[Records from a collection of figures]
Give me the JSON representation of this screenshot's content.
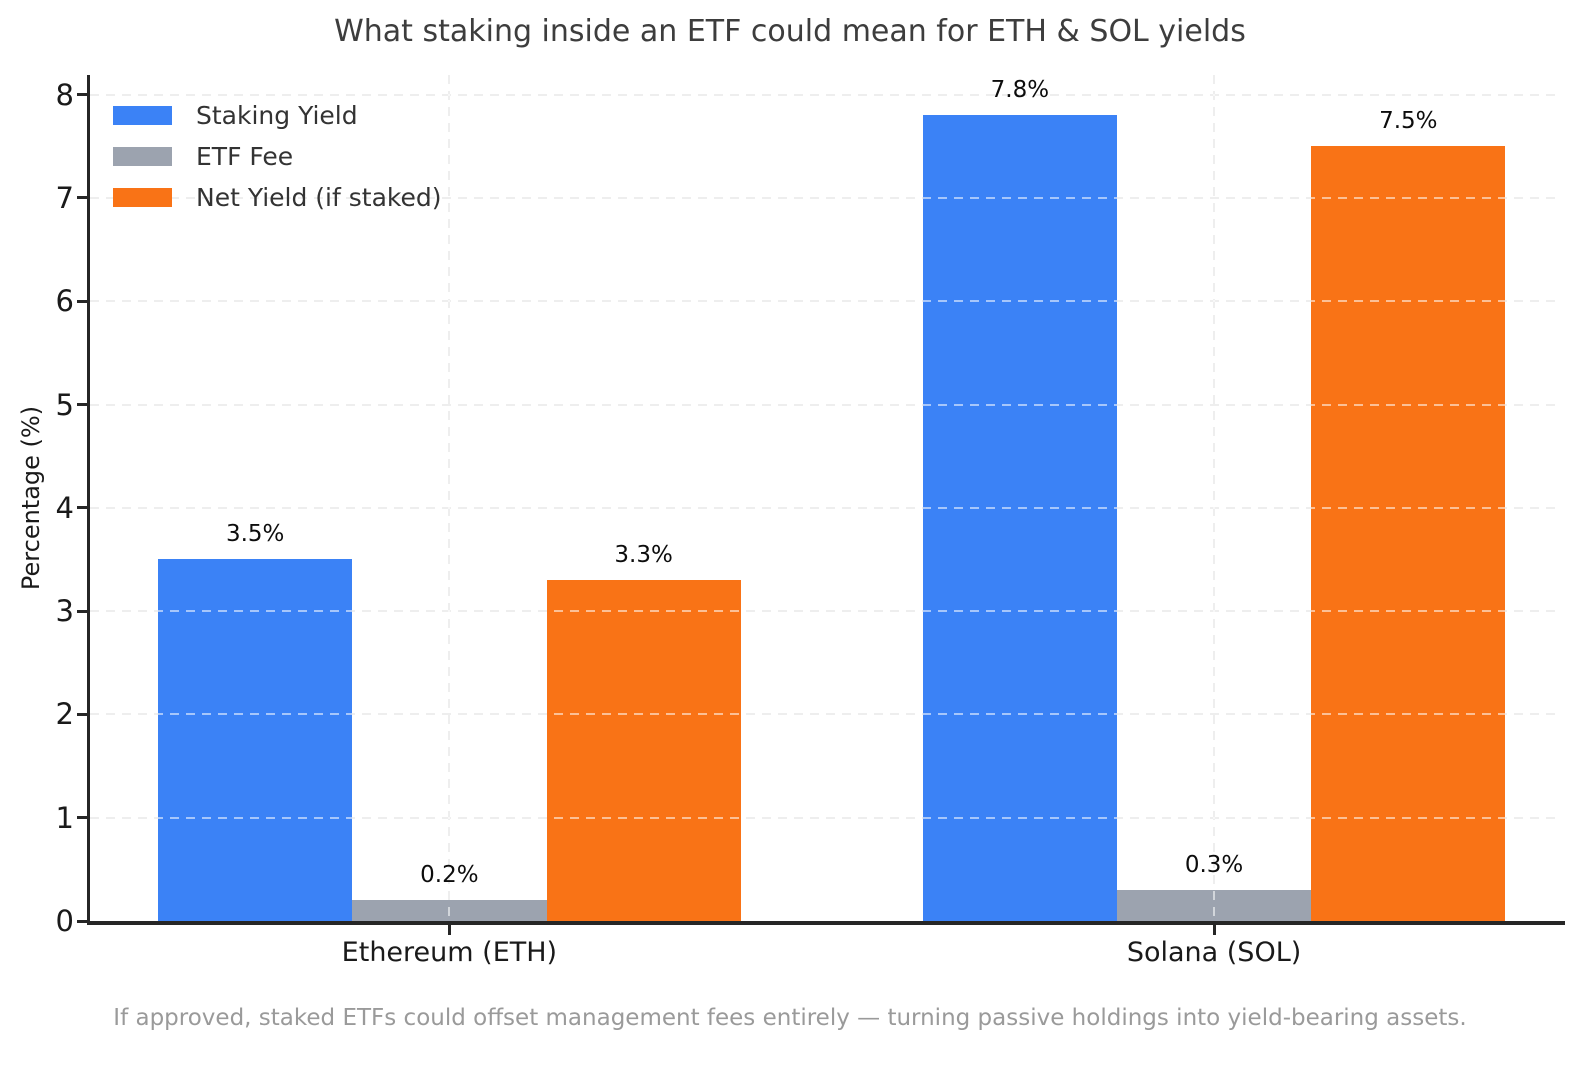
{
  "chart_data": {
    "type": "bar",
    "title": "What staking inside an ETF could mean for ETH & SOL yields",
    "caption": "If approved, staked ETFs could offset management fees entirely — turning passive holdings into yield-bearing assets.",
    "categories": [
      "Ethereum (ETH)",
      "Solana (SOL)"
    ],
    "series": [
      {
        "name": "Staking Yield",
        "color": "#3b82f6",
        "values": [
          3.5,
          7.8
        ],
        "labels": [
          "3.5%",
          "7.8%"
        ]
      },
      {
        "name": "ETF Fee",
        "color": "#9ca3af",
        "values": [
          0.2,
          0.3
        ],
        "labels": [
          "0.2%",
          "0.3%"
        ]
      },
      {
        "name": "Net Yield (if staked)",
        "color": "#f97316",
        "values": [
          3.3,
          7.5
        ],
        "labels": [
          "3.3%",
          "7.5%"
        ]
      }
    ],
    "xlabel": "",
    "ylabel": "Percentage (%)",
    "ylim": [
      0,
      8.19
    ],
    "xlim": [
      -0.47,
      1.455
    ],
    "yticks": [
      0,
      1,
      2,
      3,
      4,
      5,
      6,
      7,
      8
    ],
    "bar_width": 0.254,
    "grid": true,
    "grid_style": "dashed",
    "legend_position": "upper left",
    "legend_frame": false
  }
}
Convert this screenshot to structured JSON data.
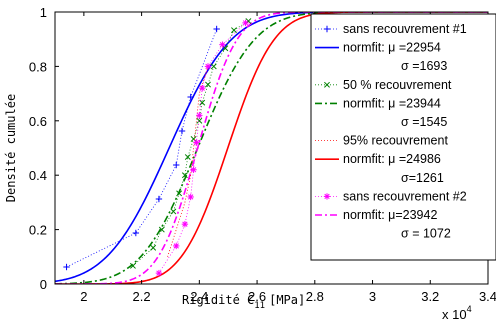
{
  "chart_data": {
    "type": "line",
    "xlabel": "Rigidité C",
    "xlabel_sub": "11",
    "xlabel_unit": "[MPa]",
    "ylabel": "Densité cumulée",
    "xlim": [
      1.9,
      3.4
    ],
    "ylim": [
      0,
      1
    ],
    "x_multiplier": "x 10",
    "x_multiplier_exp": "4",
    "xticks": [
      "2",
      "2.2",
      "2.4",
      "2.6",
      "2.8",
      "3",
      "3.2",
      "3.4"
    ],
    "yticks": [
      "0",
      "0.2",
      "0.4",
      "0.6",
      "0.8",
      "1"
    ],
    "grid": false,
    "legend_position": "right",
    "fits": [
      {
        "name": "normfit",
        "mu": 22954,
        "sigma": 1693,
        "color": "#0000ff",
        "dash": ""
      },
      {
        "name": "normfit",
        "mu": 23944,
        "sigma": 1545,
        "color": "#008000",
        "dash": "7,3,2,3"
      },
      {
        "name": "normfit",
        "mu": 24986,
        "sigma": 1261,
        "color": "#ff0000",
        "dash": ""
      },
      {
        "name": "normfit",
        "mu": 23942,
        "sigma": 1072,
        "color": "#ff00ff",
        "dash": "7,3,2,3"
      }
    ],
    "series": [
      {
        "name": "sans recouvrement #1",
        "marker": "+",
        "color": "#0000ff",
        "x": [
          1.94,
          2.18,
          2.26,
          2.32,
          2.34,
          2.37,
          2.46
        ],
        "y": [
          0.0625,
          0.1875,
          0.3125,
          0.4375,
          0.5625,
          0.6875,
          0.9375
        ]
      },
      {
        "name": "50 % recouvrement",
        "marker": "x",
        "color": "#008000",
        "x": [
          2.17,
          2.24,
          2.27,
          2.31,
          2.33,
          2.35,
          2.36,
          2.38,
          2.4,
          2.41,
          2.43,
          2.45,
          2.49,
          2.52,
          2.57
        ],
        "y": [
          0.0667,
          0.1333,
          0.2,
          0.2667,
          0.3333,
          0.4,
          0.4667,
          0.5333,
          0.6,
          0.6667,
          0.7333,
          0.8,
          0.8667,
          0.9333,
          0.9667
        ]
      },
      {
        "name": "95% recouvrement",
        "marker": "",
        "color": "#ff0000",
        "x": [
          2.29,
          2.32,
          2.35,
          2.37,
          2.38,
          2.39,
          2.4,
          2.43
        ],
        "y": [
          0.1,
          0.2,
          0.3,
          0.4,
          0.5,
          0.6,
          0.7,
          0.8
        ]
      },
      {
        "name": "sans recouvrement #2",
        "marker": "*",
        "color": "#ff00ff",
        "x": [
          2.26,
          2.32,
          2.35,
          2.37,
          2.38,
          2.39,
          2.4,
          2.41,
          2.43,
          2.48,
          2.56
        ],
        "y": [
          0.04,
          0.14,
          0.22,
          0.32,
          0.42,
          0.52,
          0.62,
          0.72,
          0.8,
          0.88,
          0.96
        ]
      }
    ],
    "legend": [
      {
        "label": "sans recouvrement #1",
        "kind": "data",
        "series": 0
      },
      {
        "label": "normfit: μ =22954",
        "label2": "σ =1693",
        "kind": "fit",
        "fit": 0
      },
      {
        "label": "50 % recouvrement",
        "kind": "data",
        "series": 1
      },
      {
        "label": "normfit: μ =23944",
        "label2": "σ =1545",
        "kind": "fit",
        "fit": 1
      },
      {
        "label": "95% recouvrement",
        "kind": "data",
        "series": 2
      },
      {
        "label": "normfit: μ =24986",
        "label2": "σ=1261",
        "kind": "fit",
        "fit": 2
      },
      {
        "label": "sans recouvrement #2",
        "kind": "data",
        "series": 3
      },
      {
        "label": "normfit: μ=23942",
        "label2": "σ = 1072",
        "kind": "fit",
        "fit": 3
      }
    ]
  }
}
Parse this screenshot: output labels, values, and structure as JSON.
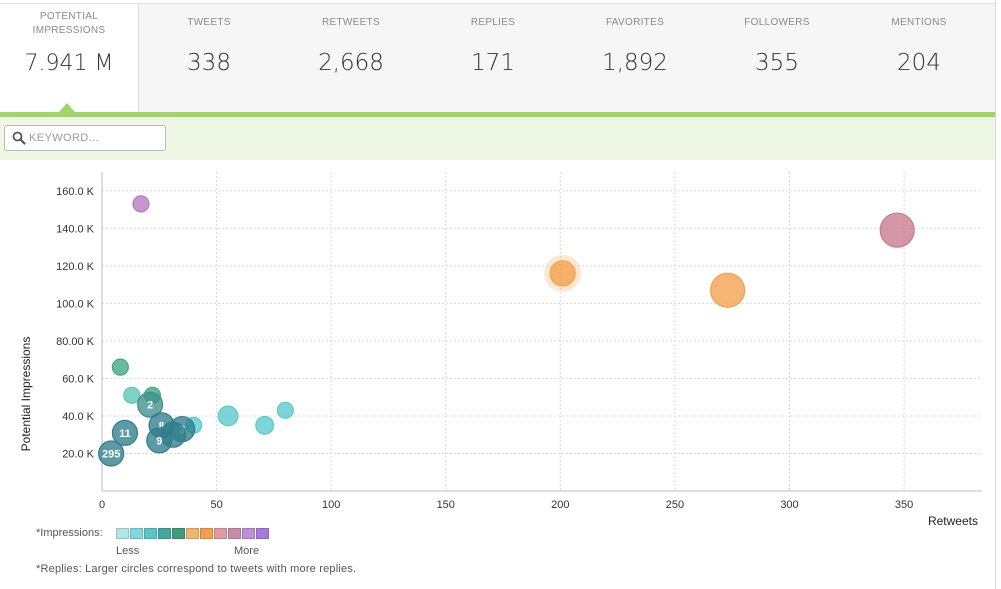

# Problem to work on
Print all entries exactly. The images do not belong in the copy.

# Response to this task
Give me the JSON representation of this screenshot's content.
{
  "chart_data": {
    "type": "bar",
    "title": "What staking inside an ETF could mean for ETH & SOL yields",
    "caption": "If approved, staked ETFs could offset management fees entirely — turning passive holdings into yield-bearing assets.",
    "categories": [
      "Ethereum (ETH)",
      "Solana (SOL)"
    ],
    "series": [
      {
        "name": "Staking Yield",
        "color": "#3b82f6",
        "values": [
          3.5,
          7.8
        ],
        "labels": [
          "3.5%",
          "7.8%"
        ]
      },
      {
        "name": "ETF Fee",
        "color": "#9ca3af",
        "values": [
          0.2,
          0.3
        ],
        "labels": [
          "0.2%",
          "0.3%"
        ]
      },
      {
        "name": "Net Yield (if staked)",
        "color": "#f97316",
        "values": [
          3.3,
          7.5
        ],
        "labels": [
          "3.3%",
          "7.5%"
        ]
      }
    ],
    "xlabel": "",
    "ylabel": "Percentage (%)",
    "ylim": [
      0,
      8.19
    ],
    "xlim": [
      -0.47,
      1.455
    ],
    "yticks": [
      0,
      1,
      2,
      3,
      4,
      5,
      6,
      7,
      8
    ],
    "bar_width": 0.254,
    "grid": true,
    "grid_style": "dashed",
    "legend_position": "upper left",
    "legend_frame": false
  }
}
Convert this screenshot to structured JSON data.
{
  "chart_data": {
    "type": "line",
    "xlabel": "Rigidité C",
    "xlabel_sub": "11",
    "xlabel_unit": "[MPa]",
    "ylabel": "Densité cumulée",
    "xlim": [
      1.9,
      3.4
    ],
    "ylim": [
      0,
      1
    ],
    "x_multiplier": "x 10",
    "x_multiplier_exp": "4",
    "xticks": [
      "2",
      "2.2",
      "2.4",
      "2.6",
      "2.8",
      "3",
      "3.2",
      "3.4"
    ],
    "yticks": [
      "0",
      "0.2",
      "0.4",
      "0.6",
      "0.8",
      "1"
    ],
    "grid": false,
    "legend_position": "right",
    "fits": [
      {
        "name": "normfit",
        "mu": 22954,
        "sigma": 1693,
        "color": "#0000ff",
        "dash": ""
      },
      {
        "name": "normfit",
        "mu": 23944,
        "sigma": 1545,
        "color": "#008000",
        "dash": "7,3,2,3"
      },
      {
        "name": "normfit",
        "mu": 24986,
        "sigma": 1261,
        "color": "#ff0000",
        "dash": ""
      },
      {
        "name": "normfit",
        "mu": 23942,
        "sigma": 1072,
        "color": "#ff00ff",
        "dash": "7,3,2,3"
      }
    ],
    "series": [
      {
        "name": "sans recouvrement #1",
        "marker": "+",
        "color": "#0000ff",
        "x": [
          1.94,
          2.18,
          2.26,
          2.32,
          2.34,
          2.37,
          2.46
        ],
        "y": [
          0.0625,
          0.1875,
          0.3125,
          0.4375,
          0.5625,
          0.6875,
          0.9375
        ]
      },
      {
        "name": "50 % recouvrement",
        "marker": "x",
        "color": "#008000",
        "x": [
          2.17,
          2.24,
          2.27,
          2.31,
          2.33,
          2.35,
          2.36,
          2.38,
          2.4,
          2.41,
          2.43,
          2.45,
          2.49,
          2.52,
          2.57
        ],
        "y": [
          0.0667,
          0.1333,
          0.2,
          0.2667,
          0.3333,
          0.4,
          0.4667,
          0.5333,
          0.6,
          0.6667,
          0.7333,
          0.8,
          0.8667,
          0.9333,
          0.9667
        ]
      },
      {
        "name": "95% recouvrement",
        "marker": "",
        "color": "#ff0000",
        "x": [
          2.29,
          2.32,
          2.35,
          2.37,
          2.38,
          2.39,
          2.4,
          2.43
        ],
        "y": [
          0.1,
          0.2,
          0.3,
          0.4,
          0.5,
          0.6,
          0.7,
          0.8
        ]
      },
      {
        "name": "sans recouvrement #2",
        "marker": "*",
        "color": "#ff00ff",
        "x": [
          2.26,
          2.32,
          2.35,
          2.37,
          2.38,
          2.39,
          2.4,
          2.41,
          2.43,
          2.48,
          2.56
        ],
        "y": [
          0.04,
          0.14,
          0.22,
          0.32,
          0.42,
          0.52,
          0.62,
          0.72,
          0.8,
          0.88,
          0.96
        ]
      }
    ],
    "legend": [
      {
        "label": "sans recouvrement #1",
        "kind": "data",
        "series": 0
      },
      {
        "label": "normfit: μ =22954",
        "label2": "σ =1693",
        "kind": "fit",
        "fit": 0
      },
      {
        "label": "50 % recouvrement",
        "kind": "data",
        "series": 1
      },
      {
        "label": "normfit: μ =23944",
        "label2": "σ =1545",
        "kind": "fit",
        "fit": 1
      },
      {
        "label": "95% recouvrement",
        "kind": "data",
        "series": 2
      },
      {
        "label": "normfit: μ =24986",
        "label2": "σ=1261",
        "kind": "fit",
        "fit": 2
      },
      {
        "label": "sans recouvrement #2",
        "kind": "data",
        "series": 3
      },
      {
        "label": "normfit: μ=23942",
        "label2": "σ = 1072",
        "kind": "fit",
        "fit": 3
      }
    ]
  }
}
Parse this screenshot: output labels, values, and structure as JSON.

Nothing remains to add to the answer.